__Instructions for the task__: Look for the string "Richieste" in every line, and copy each line that has it.

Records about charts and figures
┏━━
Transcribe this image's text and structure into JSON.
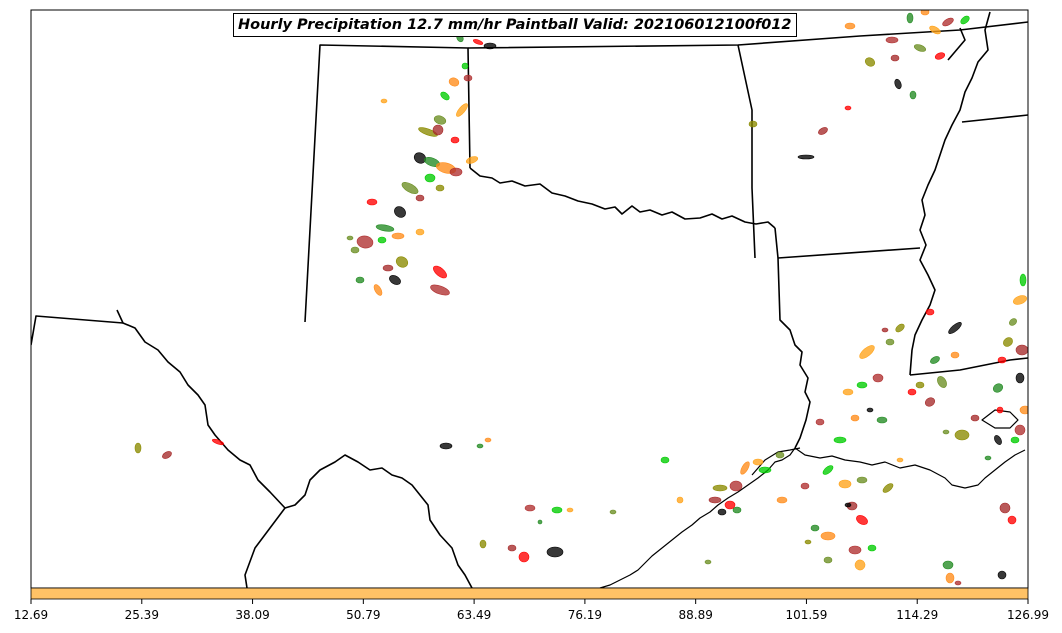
{
  "title": "Hourly Precipitation 12.7 mm/hr Paintball Valid: 202106012100f012",
  "colorbar": {
    "color": "#ffc266",
    "ticks": [
      "12.69",
      "25.39",
      "38.09",
      "50.79",
      "63.49",
      "76.19",
      "88.89",
      "101.59",
      "114.29",
      "126.99"
    ]
  },
  "member_colors": [
    "#ff0000",
    "#ff8c1a",
    "#ffa31a",
    "#a52a2a",
    "#228b22",
    "#00cc00",
    "#8b8b00",
    "#000000",
    "#b03030",
    "#6b8e23"
  ]
}
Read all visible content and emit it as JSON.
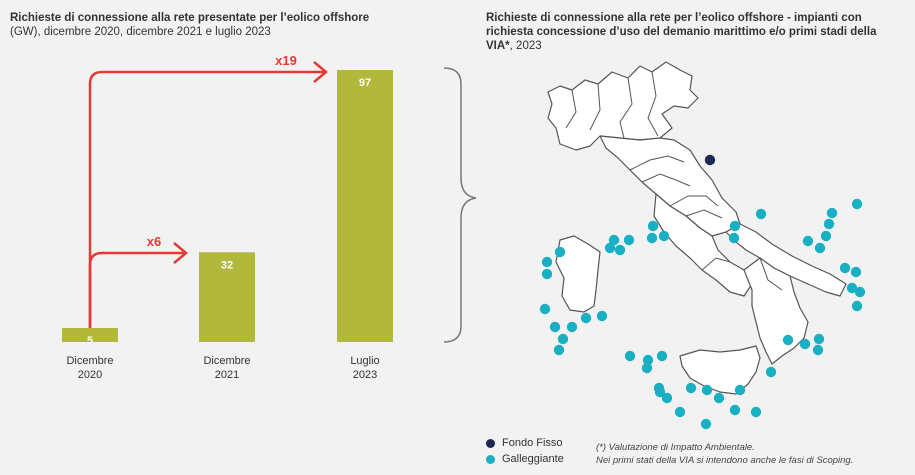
{
  "left_title": {
    "bold": "Richieste di connessione alla rete presentate per l’eolico offshore",
    "normal": "(GW), dicembre 2020, dicembre 2021 e luglio 2023"
  },
  "right_title": {
    "bold": "Richieste di connessione alla rete per l’eolico offshore - impianti con richiesta concessione d’uso del demanio marittimo e/o primi stadi della VIA*",
    "normal": ", 2023"
  },
  "chart_data": {
    "type": "bar",
    "categories": [
      "Dicembre 2020",
      "Dicembre 2021",
      "Luglio 2023"
    ],
    "category_lines": [
      [
        "Dicembre",
        "2020"
      ],
      [
        "Dicembre",
        "2021"
      ],
      [
        "Luglio",
        "2023"
      ]
    ],
    "values": [
      5,
      32,
      97
    ],
    "value_labels": [
      "5",
      "32",
      "97"
    ],
    "bar_color": "#b2b83b",
    "annotations": [
      {
        "label": "x6",
        "from": "Dicembre 2020",
        "to": "Dicembre 2021"
      },
      {
        "label": "x19",
        "from": "Dicembre 2020",
        "to": "Luglio 2023"
      }
    ],
    "annotation_color": "#e53935",
    "ylim": [
      0,
      97
    ],
    "xlabel": "",
    "ylabel": "",
    "grid": false
  },
  "map": {
    "region_fill": "#ffffff",
    "region_stroke": "#555555",
    "fixed_color": "#1c2a4f",
    "floating_color": "#19b0c3"
  },
  "legend": {
    "items": [
      {
        "label": "Fondo Fisso",
        "color": "#1c2a4f"
      },
      {
        "label": "Galleggiante",
        "color": "#19b0c3"
      }
    ]
  },
  "footnote": {
    "line1": "(*) Valutazione di Impatto Ambientale.",
    "line2": "Nei primi stati della VIA si intendono anche le fasi di Scoping."
  }
}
┗━━
__Response to this exercise__:
    "bold": "Richieste di connessione alla rete presentate per l’eolico offshore",
    "bold": "Richieste di connessione alla rete per l’eolico offshore - impianti con richiesta concessione d’uso del demanio marittimo e/o primi stadi della VIA*",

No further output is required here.